**Set exercise:**
Can you give all the records again without altering a single character?

**Stored records:**
○ ○ ○ ○ ○ ○ ○

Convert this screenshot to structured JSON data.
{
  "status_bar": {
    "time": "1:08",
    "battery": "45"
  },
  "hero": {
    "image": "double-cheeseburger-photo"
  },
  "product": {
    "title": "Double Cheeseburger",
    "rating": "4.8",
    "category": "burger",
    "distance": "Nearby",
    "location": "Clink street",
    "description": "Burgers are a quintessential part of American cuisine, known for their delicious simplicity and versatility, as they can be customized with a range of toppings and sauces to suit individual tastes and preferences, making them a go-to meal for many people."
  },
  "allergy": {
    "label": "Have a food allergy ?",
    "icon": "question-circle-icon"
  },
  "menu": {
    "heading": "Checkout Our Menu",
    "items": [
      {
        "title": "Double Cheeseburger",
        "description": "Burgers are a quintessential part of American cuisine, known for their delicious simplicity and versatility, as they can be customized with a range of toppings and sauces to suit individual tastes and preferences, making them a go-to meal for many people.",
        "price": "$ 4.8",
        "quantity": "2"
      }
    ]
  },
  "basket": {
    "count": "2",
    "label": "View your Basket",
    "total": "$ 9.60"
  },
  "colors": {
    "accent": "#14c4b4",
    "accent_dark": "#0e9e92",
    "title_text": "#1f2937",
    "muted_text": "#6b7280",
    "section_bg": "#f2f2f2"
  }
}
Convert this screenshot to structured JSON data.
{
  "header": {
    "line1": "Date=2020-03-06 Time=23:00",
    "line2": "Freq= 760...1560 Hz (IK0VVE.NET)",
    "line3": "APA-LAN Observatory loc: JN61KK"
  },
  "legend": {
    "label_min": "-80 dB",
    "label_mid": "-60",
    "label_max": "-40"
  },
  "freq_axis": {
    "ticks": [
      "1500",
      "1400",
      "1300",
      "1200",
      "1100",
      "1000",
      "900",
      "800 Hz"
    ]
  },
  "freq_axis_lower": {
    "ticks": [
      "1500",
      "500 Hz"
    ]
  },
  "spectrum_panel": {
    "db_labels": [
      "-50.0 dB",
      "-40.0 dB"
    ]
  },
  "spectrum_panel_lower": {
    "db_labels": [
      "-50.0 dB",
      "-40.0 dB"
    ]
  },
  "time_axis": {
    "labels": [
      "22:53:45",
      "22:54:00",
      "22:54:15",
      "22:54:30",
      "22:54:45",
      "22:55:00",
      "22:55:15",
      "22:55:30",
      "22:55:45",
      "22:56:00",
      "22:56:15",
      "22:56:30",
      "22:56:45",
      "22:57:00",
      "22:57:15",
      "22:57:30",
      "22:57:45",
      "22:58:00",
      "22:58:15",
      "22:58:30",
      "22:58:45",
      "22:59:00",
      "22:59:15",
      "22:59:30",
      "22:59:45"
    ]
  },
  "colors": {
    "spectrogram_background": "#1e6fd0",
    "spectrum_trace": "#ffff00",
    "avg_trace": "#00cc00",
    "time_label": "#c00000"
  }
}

○ ○ ○ ○ ○ ○ ○

**Problem solution:**
Convert this screenshot to structured JSON data.
{
  "status_bar": {
    "time": "1:08",
    "battery": "45"
  },
  "hero": {
    "image": "double-cheeseburger-photo"
  },
  "product": {
    "title": "Double Cheeseburger",
    "rating": "4.8",
    "category": "burger",
    "distance": "Nearby",
    "location": "Clink street",
    "description": "Burgers are a quintessential part of American cuisine, known for their delicious simplicity and versatility, as they can be customized with a range of toppings and sauces to suit individual tastes and preferences, making them a go-to meal for many people."
  },
  "allergy": {
    "label": "Have a food allergy ?",
    "icon": "question-circle-icon"
  },
  "menu": {
    "heading": "Checkout Our Menu",
    "items": [
      {
        "title": "Double Cheeseburger",
        "description": "Burgers are a quintessential part of American cuisine, known for their delicious simplicity and versatility, as they can be customized with a range of toppings and sauces to suit individual tastes and preferences, making them a go-to meal for many people.",
        "price": "$ 4.8",
        "quantity": "2"
      }
    ]
  },
  "basket": {
    "count": "2",
    "label": "View your Basket",
    "total": "$ 9.60"
  },
  "colors": {
    "accent": "#14c4b4",
    "accent_dark": "#0e9e92",
    "title_text": "#1f2937",
    "muted_text": "#6b7280",
    "section_bg": "#f2f2f2"
  }
}
Convert this screenshot to structured JSON data.
{
  "header": {
    "line1": "Date=2020-03-06 Time=23:00",
    "line2": "Freq= 760...1560 Hz (IK0VVE.NET)",
    "line3": "APA-LAN Observatory loc: JN61KK"
  },
  "legend": {
    "label_min": "-80 dB",
    "label_mid": "-60",
    "label_max": "-40"
  },
  "freq_axis": {
    "ticks": [
      "1500",
      "1400",
      "1300",
      "1200",
      "1100",
      "1000",
      "900",
      "800 Hz"
    ]
  },
  "freq_axis_lower": {
    "ticks": [
      "1500",
      "500 Hz"
    ]
  },
  "spectrum_panel": {
    "db_labels": [
      "-50.0 dB",
      "-40.0 dB"
    ]
  },
  "spectrum_panel_lower": {
    "db_labels": [
      "-50.0 dB",
      "-40.0 dB"
    ]
  },
  "time_axis": {
    "labels": [
      "22:53:45",
      "22:54:00",
      "22:54:15",
      "22:54:30",
      "22:54:45",
      "22:55:00",
      "22:55:15",
      "22:55:30",
      "22:55:45",
      "22:56:00",
      "22:56:15",
      "22:56:30",
      "22:56:45",
      "22:57:00",
      "22:57:15",
      "22:57:30",
      "22:57:45",
      "22:58:00",
      "22:58:15",
      "22:58:30",
      "22:58:45",
      "22:59:00",
      "22:59:15",
      "22:59:30",
      "22:59:45"
    ]
  },
  "colors": {
    "spectrogram_background": "#1e6fd0",
    "spectrum_trace": "#ffff00",
    "avg_trace": "#00cc00",
    "time_label": "#c00000"
  }
}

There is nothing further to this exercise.